▶ [Records shown]
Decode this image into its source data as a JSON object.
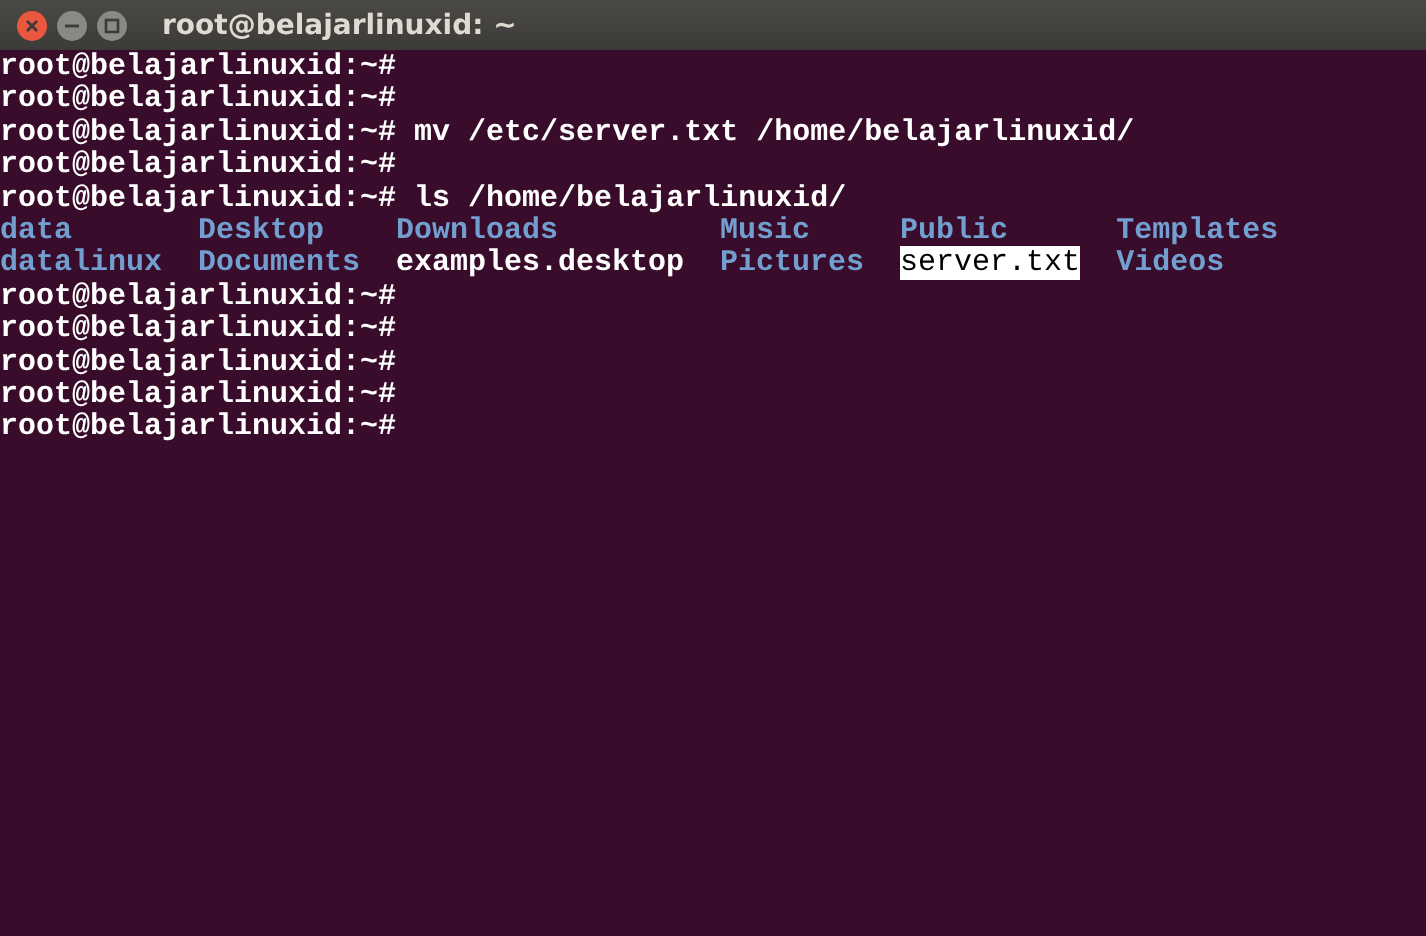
{
  "window": {
    "title": "root@belajarlinuxid: ~"
  },
  "lines": [
    {
      "kind": "prompt",
      "prompt": "root@belajarlinuxid:~#"
    },
    {
      "kind": "prompt",
      "prompt": "root@belajarlinuxid:~#"
    },
    {
      "kind": "prompt",
      "prompt": "root@belajarlinuxid:~#",
      "command": "mv /etc/server.txt /home/belajarlinuxid/"
    },
    {
      "kind": "prompt",
      "prompt": "root@belajarlinuxid:~#"
    },
    {
      "kind": "prompt",
      "prompt": "root@belajarlinuxid:~#",
      "command": "ls /home/belajarlinuxid/"
    },
    {
      "kind": "listing",
      "entries": [
        {
          "name": "data",
          "kind": "dir"
        },
        {
          "name": "Desktop",
          "kind": "dir"
        },
        {
          "name": "Downloads",
          "kind": "dir"
        },
        {
          "name": "Music",
          "kind": "dir"
        },
        {
          "name": "Public",
          "kind": "dir"
        },
        {
          "name": "Templates",
          "kind": "dir"
        }
      ]
    },
    {
      "kind": "listing",
      "entries": [
        {
          "name": "datalinux",
          "kind": "dir"
        },
        {
          "name": "Documents",
          "kind": "dir"
        },
        {
          "name": "examples.desktop",
          "kind": "file"
        },
        {
          "name": "Pictures",
          "kind": "dir"
        },
        {
          "name": "server.txt",
          "kind": "highlighted"
        },
        {
          "name": "Videos",
          "kind": "dir"
        }
      ]
    },
    {
      "kind": "prompt",
      "prompt": "root@belajarlinuxid:~#"
    },
    {
      "kind": "prompt",
      "prompt": "root@belajarlinuxid:~#"
    },
    {
      "kind": "prompt",
      "prompt": "root@belajarlinuxid:~#"
    },
    {
      "kind": "prompt",
      "prompt": "root@belajarlinuxid:~#"
    },
    {
      "kind": "prompt",
      "prompt": "root@belajarlinuxid:~#"
    }
  ]
}
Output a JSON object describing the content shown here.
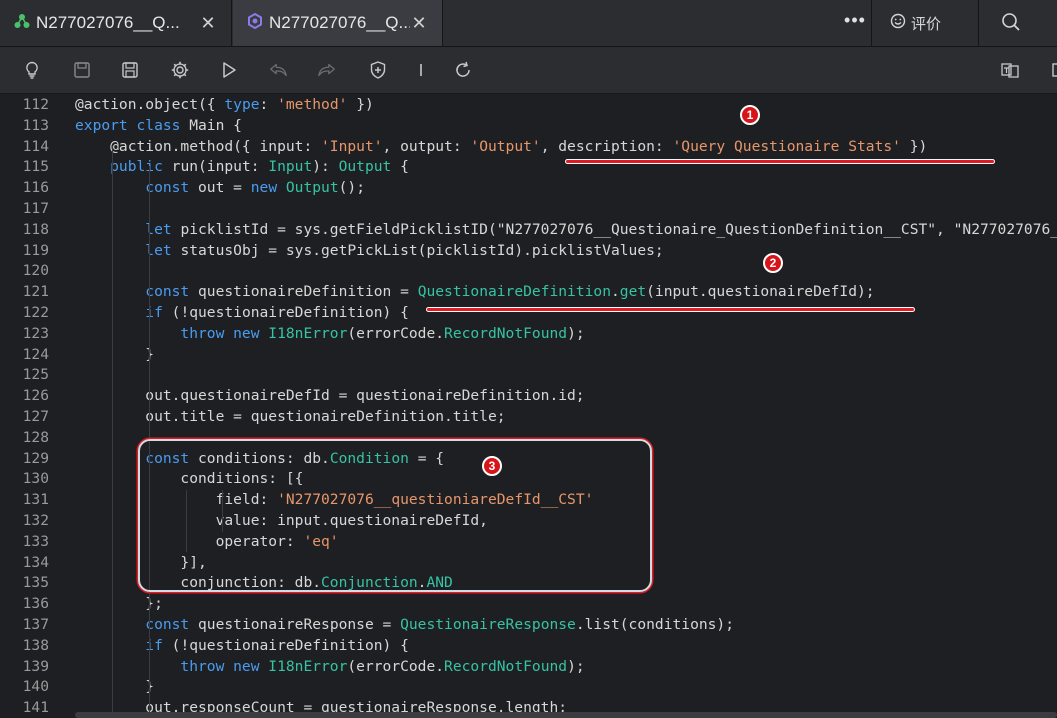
{
  "tabs": [
    {
      "label": "N277027076__Q...",
      "icon": "tree-icon"
    },
    {
      "label": "N277027076__Q...",
      "icon": "hexagon-icon"
    }
  ],
  "header": {
    "more_label": "•••",
    "review_label": "评价"
  },
  "toolbar_icons": [
    "bulb-icon",
    "save-icon",
    "save-all-icon",
    "gear-icon",
    "run-icon",
    "undo-icon",
    "redo-icon",
    "shield-icon",
    "separator-icon",
    "refresh-icon",
    "translate-icon",
    "split-icon"
  ],
  "colors": {
    "keyword": "#4a9cf0",
    "string": "#e7966b",
    "type": "#36c3a5",
    "annotation": "#e01b24"
  },
  "annotations": [
    "1",
    "2",
    "3"
  ],
  "code": [
    {
      "n": "112",
      "c": [
        [
          "",
          "@action.object({ "
        ],
        [
          "k",
          "type"
        ],
        [
          "",
          ": "
        ],
        [
          "s",
          "'method'"
        ],
        [
          "",
          " })"
        ]
      ]
    },
    {
      "n": "113",
      "c": [
        [
          "k",
          "export class"
        ],
        [
          "",
          " Main {"
        ]
      ]
    },
    {
      "n": "114",
      "c": [
        [
          "",
          "    @action.method({ input: "
        ],
        [
          "s",
          "'Input'"
        ],
        [
          "",
          ", output: "
        ],
        [
          "s",
          "'Output'"
        ],
        [
          "",
          ", description: "
        ],
        [
          "s",
          "'Query Questionaire Stats'"
        ],
        [
          "",
          " })"
        ]
      ]
    },
    {
      "n": "115",
      "c": [
        [
          "k",
          "    public"
        ],
        [
          "",
          " run(input: "
        ],
        [
          "t",
          "Input"
        ],
        [
          "",
          "): "
        ],
        [
          "t",
          "Output"
        ],
        [
          "",
          " {"
        ]
      ]
    },
    {
      "n": "116",
      "c": [
        [
          "k",
          "        const"
        ],
        [
          "",
          " out = "
        ],
        [
          "k",
          "new"
        ],
        [
          "t",
          " Output"
        ],
        [
          "",
          "();"
        ]
      ]
    },
    {
      "n": "117",
      "c": []
    },
    {
      "n": "118",
      "c": [
        [
          "k",
          "        let"
        ],
        [
          "",
          " picklistId = sys.getFieldPicklistID(\"N277027076__Questionaire_QuestionDefinition__CST\", \"N277027076__"
        ]
      ]
    },
    {
      "n": "119",
      "c": [
        [
          "k",
          "        let"
        ],
        [
          "",
          " statusObj = sys.getPickList(picklistId).picklistValues;"
        ]
      ]
    },
    {
      "n": "120",
      "c": []
    },
    {
      "n": "121",
      "c": [
        [
          "k",
          "        const"
        ],
        [
          "",
          " questionaireDefinition = "
        ],
        [
          "t",
          "QuestionaireDefinition"
        ],
        [
          "",
          "."
        ],
        [
          "t",
          "get"
        ],
        [
          "",
          "(input.questionaireDefId);"
        ]
      ]
    },
    {
      "n": "122",
      "c": [
        [
          "k",
          "        if"
        ],
        [
          "",
          " (!questionaireDefinition) {"
        ]
      ]
    },
    {
      "n": "123",
      "c": [
        [
          "k",
          "            throw new"
        ],
        [
          "t",
          " I18nError"
        ],
        [
          "",
          "(errorCode."
        ],
        [
          "t",
          "RecordNotFound"
        ],
        [
          "",
          "); "
        ]
      ]
    },
    {
      "n": "124",
      "c": [
        [
          "",
          "        }"
        ]
      ]
    },
    {
      "n": "125",
      "c": []
    },
    {
      "n": "126",
      "c": [
        [
          "",
          "        out.questionaireDefId = questionaireDefinition.id;"
        ]
      ]
    },
    {
      "n": "127",
      "c": [
        [
          "",
          "        out.title = questionaireDefinition.title;"
        ]
      ]
    },
    {
      "n": "128",
      "c": []
    },
    {
      "n": "129",
      "c": [
        [
          "k",
          "        const"
        ],
        [
          "",
          " conditions: db."
        ],
        [
          "t",
          "Condition"
        ],
        [
          "",
          " = {"
        ]
      ]
    },
    {
      "n": "130",
      "c": [
        [
          "",
          "            conditions: [{"
        ]
      ]
    },
    {
      "n": "131",
      "c": [
        [
          "",
          "                field: "
        ],
        [
          "s",
          "'N277027076__questioniareDefId__CST'"
        ],
        [
          ","
        ]
      ]
    },
    {
      "n": "132",
      "c": [
        [
          "",
          "                value: input.questionaireDefId,"
        ]
      ]
    },
    {
      "n": "133",
      "c": [
        [
          "",
          "                operator: "
        ],
        [
          "s",
          "'eq'"
        ]
      ]
    },
    {
      "n": "134",
      "c": [
        [
          "",
          "            }],"
        ]
      ]
    },
    {
      "n": "135",
      "c": [
        [
          "",
          "            conjunction: db."
        ],
        [
          "t",
          "Conjunction"
        ],
        [
          "",
          "."
        ],
        [
          "t",
          "AND"
        ]
      ]
    },
    {
      "n": "136",
      "c": [
        [
          "",
          "        };"
        ]
      ]
    },
    {
      "n": "137",
      "c": [
        [
          "k",
          "        const"
        ],
        [
          "",
          " questionaireResponse = "
        ],
        [
          "t",
          "QuestionaireResponse"
        ],
        [
          "",
          ".list(conditions);"
        ]
      ]
    },
    {
      "n": "138",
      "c": [
        [
          "k",
          "        if"
        ],
        [
          "",
          " (!questionaireDefinition) {"
        ]
      ]
    },
    {
      "n": "139",
      "c": [
        [
          "k",
          "            throw new"
        ],
        [
          "t",
          " I18nError"
        ],
        [
          "",
          "(errorCode."
        ],
        [
          "t",
          "RecordNotFound"
        ],
        [
          "",
          "); "
        ]
      ]
    },
    {
      "n": "140",
      "c": [
        [
          "",
          "        }"
        ]
      ]
    },
    {
      "n": "141",
      "c": [
        [
          "",
          "        out.responseCount = questionaireResponse.length;"
        ]
      ]
    }
  ]
}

▶ [Description of the task] Give the number of lines containing the word "JSON". No other answer is needed.

▶ [Task solution] 2